▸ **Dataset entries on figures**
>>>>>

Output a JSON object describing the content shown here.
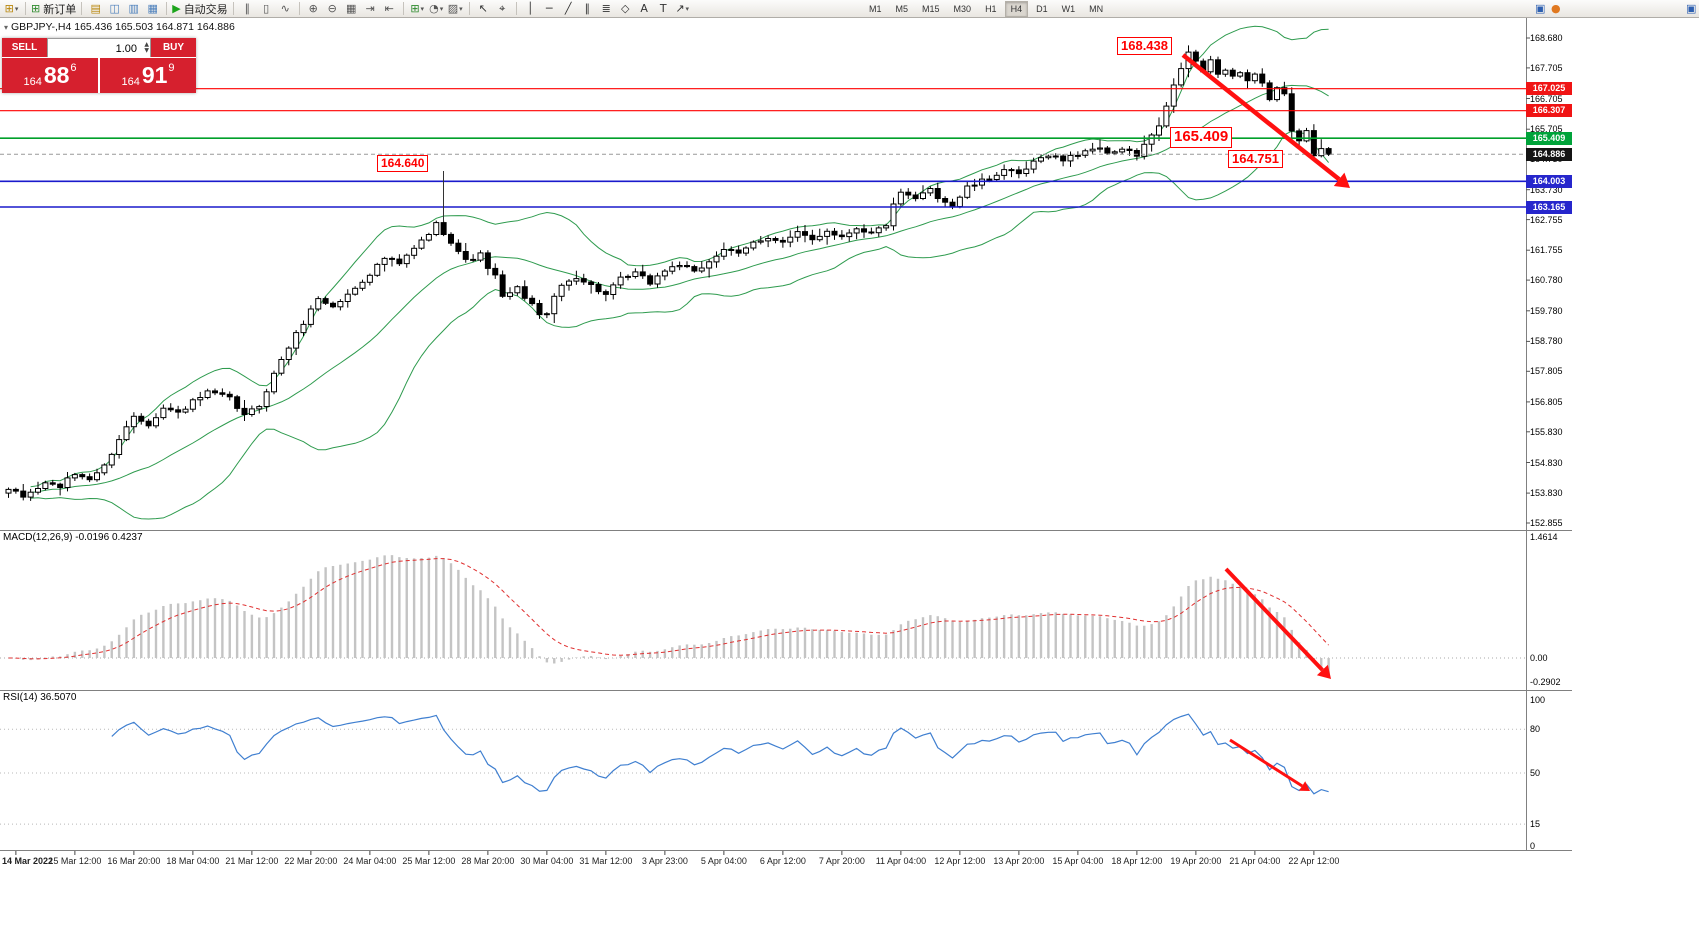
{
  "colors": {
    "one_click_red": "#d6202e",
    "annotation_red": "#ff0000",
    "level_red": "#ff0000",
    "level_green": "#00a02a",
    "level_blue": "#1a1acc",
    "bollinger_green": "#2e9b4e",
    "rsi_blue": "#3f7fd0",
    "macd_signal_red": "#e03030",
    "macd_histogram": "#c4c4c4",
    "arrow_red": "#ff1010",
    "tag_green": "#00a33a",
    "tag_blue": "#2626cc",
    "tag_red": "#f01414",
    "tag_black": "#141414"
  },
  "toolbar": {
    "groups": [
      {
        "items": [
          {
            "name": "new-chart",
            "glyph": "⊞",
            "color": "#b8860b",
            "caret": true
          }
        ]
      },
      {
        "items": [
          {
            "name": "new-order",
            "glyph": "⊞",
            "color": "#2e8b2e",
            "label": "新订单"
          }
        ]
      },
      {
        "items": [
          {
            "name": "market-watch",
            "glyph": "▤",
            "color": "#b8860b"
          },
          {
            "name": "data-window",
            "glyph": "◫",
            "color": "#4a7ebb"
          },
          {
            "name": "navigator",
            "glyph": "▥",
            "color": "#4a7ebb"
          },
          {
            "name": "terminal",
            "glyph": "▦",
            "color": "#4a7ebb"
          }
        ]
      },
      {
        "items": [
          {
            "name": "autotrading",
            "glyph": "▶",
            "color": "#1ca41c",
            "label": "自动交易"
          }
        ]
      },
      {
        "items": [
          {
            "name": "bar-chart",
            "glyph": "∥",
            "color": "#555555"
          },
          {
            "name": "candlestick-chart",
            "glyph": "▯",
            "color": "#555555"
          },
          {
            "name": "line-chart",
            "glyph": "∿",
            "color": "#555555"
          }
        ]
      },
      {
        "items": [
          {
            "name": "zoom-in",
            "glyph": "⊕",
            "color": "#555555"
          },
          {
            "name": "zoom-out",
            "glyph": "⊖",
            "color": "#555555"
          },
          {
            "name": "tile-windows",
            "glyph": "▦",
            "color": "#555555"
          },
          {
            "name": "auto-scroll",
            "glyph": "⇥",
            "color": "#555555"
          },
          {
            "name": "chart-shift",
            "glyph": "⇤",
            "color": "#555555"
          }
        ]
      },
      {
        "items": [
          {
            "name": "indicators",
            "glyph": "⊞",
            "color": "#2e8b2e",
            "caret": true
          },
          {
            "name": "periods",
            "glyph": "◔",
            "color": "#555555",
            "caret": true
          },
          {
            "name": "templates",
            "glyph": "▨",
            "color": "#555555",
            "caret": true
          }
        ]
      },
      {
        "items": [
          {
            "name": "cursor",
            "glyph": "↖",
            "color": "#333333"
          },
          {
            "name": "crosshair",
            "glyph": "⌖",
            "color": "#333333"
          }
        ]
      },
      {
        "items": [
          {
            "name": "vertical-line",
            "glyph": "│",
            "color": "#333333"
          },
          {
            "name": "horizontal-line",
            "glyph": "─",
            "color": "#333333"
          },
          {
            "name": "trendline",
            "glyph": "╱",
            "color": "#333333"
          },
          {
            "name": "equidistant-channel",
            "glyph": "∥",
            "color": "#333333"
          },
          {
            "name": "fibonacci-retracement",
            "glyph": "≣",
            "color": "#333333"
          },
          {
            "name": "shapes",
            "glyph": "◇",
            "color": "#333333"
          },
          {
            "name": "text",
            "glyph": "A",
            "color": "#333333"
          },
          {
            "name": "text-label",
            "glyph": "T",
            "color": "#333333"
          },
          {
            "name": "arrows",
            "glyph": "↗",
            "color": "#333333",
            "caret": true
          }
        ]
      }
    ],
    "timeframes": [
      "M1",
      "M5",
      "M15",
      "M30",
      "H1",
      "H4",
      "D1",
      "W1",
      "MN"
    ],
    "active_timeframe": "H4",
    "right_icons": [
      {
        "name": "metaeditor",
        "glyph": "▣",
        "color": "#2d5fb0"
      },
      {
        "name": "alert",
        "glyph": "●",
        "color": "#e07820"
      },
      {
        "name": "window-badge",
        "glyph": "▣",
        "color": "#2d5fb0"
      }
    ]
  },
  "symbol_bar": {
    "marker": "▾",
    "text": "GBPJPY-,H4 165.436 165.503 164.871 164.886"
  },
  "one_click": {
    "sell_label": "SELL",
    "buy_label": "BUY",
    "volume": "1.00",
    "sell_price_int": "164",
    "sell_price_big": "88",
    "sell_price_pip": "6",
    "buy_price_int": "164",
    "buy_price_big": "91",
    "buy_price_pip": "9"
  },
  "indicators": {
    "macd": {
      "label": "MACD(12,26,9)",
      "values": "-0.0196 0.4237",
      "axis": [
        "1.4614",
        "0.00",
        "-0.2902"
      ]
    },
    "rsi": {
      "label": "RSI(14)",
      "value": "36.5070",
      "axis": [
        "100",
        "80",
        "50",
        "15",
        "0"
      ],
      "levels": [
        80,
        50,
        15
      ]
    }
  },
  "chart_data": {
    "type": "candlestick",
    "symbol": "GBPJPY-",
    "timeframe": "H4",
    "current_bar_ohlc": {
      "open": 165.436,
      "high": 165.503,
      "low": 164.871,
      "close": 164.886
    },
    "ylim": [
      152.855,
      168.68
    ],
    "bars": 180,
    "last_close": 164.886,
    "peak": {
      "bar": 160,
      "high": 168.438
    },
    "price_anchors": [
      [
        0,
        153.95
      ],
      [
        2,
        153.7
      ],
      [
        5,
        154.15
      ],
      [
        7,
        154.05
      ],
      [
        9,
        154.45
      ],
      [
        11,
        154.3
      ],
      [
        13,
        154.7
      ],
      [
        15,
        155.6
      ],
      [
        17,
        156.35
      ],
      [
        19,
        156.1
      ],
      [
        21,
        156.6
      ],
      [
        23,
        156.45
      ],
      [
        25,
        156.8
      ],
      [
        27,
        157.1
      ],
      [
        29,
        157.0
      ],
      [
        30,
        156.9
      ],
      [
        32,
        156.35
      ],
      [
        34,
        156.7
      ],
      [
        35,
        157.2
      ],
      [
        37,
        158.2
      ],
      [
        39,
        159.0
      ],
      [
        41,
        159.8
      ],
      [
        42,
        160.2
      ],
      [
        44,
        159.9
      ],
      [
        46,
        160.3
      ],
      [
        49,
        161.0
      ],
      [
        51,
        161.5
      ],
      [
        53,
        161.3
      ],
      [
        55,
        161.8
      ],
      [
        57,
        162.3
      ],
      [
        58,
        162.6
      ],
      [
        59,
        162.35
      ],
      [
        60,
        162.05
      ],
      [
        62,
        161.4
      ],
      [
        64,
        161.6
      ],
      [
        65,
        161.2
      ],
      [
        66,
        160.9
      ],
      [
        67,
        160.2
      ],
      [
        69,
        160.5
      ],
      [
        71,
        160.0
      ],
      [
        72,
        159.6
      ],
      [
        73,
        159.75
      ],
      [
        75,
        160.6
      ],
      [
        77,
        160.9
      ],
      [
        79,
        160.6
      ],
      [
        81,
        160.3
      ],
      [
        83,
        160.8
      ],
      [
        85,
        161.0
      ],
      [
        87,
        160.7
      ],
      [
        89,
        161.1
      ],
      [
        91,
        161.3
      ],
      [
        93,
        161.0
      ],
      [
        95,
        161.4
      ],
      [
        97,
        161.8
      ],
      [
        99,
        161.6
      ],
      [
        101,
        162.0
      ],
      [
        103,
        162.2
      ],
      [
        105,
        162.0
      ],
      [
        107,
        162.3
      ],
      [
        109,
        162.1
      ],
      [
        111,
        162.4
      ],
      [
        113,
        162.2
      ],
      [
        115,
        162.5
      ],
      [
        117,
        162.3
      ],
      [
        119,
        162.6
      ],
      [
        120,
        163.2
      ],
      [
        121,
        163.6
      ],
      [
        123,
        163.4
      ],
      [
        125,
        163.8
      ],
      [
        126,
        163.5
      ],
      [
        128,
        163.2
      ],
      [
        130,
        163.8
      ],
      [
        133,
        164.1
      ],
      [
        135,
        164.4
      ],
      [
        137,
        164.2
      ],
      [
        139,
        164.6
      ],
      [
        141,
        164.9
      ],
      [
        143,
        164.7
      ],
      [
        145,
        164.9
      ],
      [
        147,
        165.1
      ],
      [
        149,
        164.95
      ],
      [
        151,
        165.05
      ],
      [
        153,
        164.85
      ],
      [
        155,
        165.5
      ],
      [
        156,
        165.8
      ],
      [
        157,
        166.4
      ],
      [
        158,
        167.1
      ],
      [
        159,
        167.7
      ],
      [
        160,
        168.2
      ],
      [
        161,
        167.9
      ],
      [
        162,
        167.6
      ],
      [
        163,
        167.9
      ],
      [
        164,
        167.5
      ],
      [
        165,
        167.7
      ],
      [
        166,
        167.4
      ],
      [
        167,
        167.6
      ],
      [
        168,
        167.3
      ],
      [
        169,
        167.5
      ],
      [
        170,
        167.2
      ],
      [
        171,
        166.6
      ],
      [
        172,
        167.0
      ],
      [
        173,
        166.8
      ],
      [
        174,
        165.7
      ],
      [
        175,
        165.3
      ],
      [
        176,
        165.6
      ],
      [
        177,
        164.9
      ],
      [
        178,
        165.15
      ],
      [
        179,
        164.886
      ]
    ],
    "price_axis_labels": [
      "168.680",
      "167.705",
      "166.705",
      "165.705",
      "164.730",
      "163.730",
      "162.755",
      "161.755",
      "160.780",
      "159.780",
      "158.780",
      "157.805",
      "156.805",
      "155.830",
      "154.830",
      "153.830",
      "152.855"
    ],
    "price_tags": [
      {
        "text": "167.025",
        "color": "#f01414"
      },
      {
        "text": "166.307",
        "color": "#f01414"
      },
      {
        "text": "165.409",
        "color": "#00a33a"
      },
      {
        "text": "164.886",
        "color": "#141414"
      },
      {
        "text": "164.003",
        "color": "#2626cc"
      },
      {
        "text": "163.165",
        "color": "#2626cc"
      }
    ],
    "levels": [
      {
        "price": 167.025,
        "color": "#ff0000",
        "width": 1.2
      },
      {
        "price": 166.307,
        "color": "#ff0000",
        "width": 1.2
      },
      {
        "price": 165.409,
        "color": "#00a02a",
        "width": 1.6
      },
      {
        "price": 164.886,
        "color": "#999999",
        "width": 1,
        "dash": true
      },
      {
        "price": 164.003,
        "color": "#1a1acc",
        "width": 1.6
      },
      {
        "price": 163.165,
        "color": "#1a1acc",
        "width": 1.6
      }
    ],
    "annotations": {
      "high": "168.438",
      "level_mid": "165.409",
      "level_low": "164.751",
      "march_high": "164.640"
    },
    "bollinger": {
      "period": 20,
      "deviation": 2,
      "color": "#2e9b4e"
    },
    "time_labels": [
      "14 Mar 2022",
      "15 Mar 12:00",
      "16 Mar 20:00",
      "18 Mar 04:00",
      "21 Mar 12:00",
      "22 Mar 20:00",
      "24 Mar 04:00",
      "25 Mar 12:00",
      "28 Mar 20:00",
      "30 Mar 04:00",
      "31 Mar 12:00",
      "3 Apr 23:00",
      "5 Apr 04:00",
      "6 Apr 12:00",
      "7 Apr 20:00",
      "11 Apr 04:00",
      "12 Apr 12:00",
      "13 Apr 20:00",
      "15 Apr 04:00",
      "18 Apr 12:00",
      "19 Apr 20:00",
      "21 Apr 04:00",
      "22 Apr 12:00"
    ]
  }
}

<<<<<
>>>>>

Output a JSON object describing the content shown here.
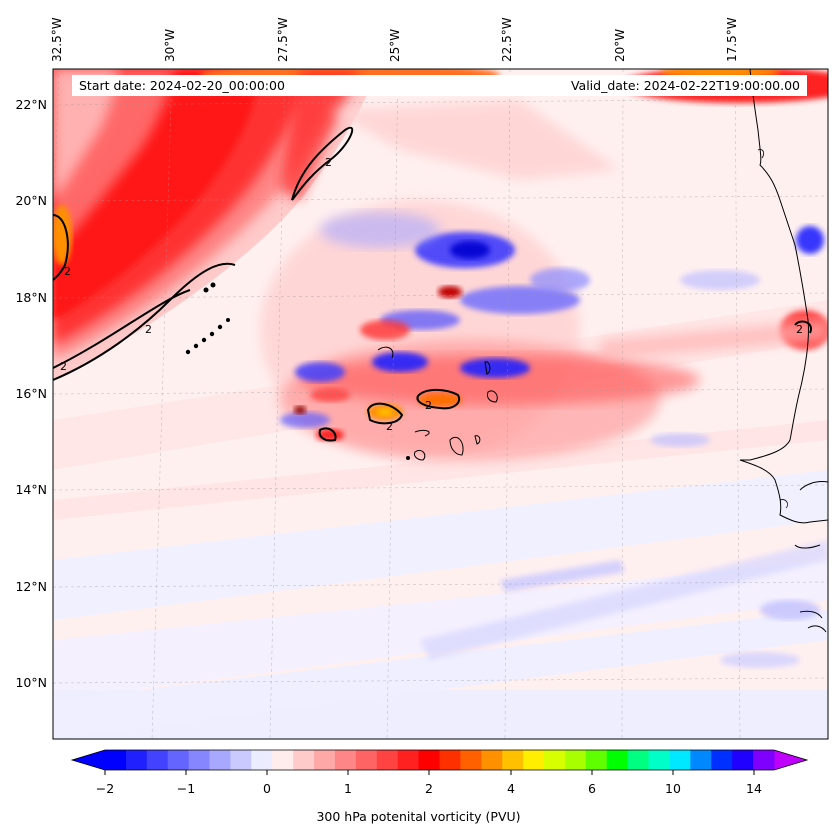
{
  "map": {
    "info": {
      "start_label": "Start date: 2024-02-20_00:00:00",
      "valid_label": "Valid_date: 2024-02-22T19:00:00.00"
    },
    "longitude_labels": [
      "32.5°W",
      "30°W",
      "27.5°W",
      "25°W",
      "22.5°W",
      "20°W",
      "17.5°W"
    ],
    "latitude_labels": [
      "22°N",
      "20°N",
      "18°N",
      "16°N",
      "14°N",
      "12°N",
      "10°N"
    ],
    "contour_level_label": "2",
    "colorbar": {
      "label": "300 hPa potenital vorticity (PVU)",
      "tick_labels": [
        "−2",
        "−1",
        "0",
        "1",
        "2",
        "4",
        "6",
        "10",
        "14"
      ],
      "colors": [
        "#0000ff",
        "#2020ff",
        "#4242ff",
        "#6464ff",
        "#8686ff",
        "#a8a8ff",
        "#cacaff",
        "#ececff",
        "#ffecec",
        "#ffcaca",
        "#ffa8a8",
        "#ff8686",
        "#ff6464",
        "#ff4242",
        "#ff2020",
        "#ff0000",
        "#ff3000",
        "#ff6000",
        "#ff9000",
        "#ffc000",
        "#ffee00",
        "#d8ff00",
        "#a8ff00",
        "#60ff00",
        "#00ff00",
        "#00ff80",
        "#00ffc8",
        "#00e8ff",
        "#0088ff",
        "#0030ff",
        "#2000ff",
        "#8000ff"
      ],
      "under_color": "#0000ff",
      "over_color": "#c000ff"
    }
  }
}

<<<<<

▸ **TASK TO CARRY OUT**
Show every line of the listing in which the string "text" can be found.

▸ **FINISHED EXERCISE**
            "name": "text",
            "name": "text-label",
    "text": "GBPJPY-,H4 165.436 165.503 164.871 164.886"
        "text": "167.025",
        "text": "166.307",
        "text": "165.409",
        "text": "164.886",
        "text": "164.003",
        "text": "163.165",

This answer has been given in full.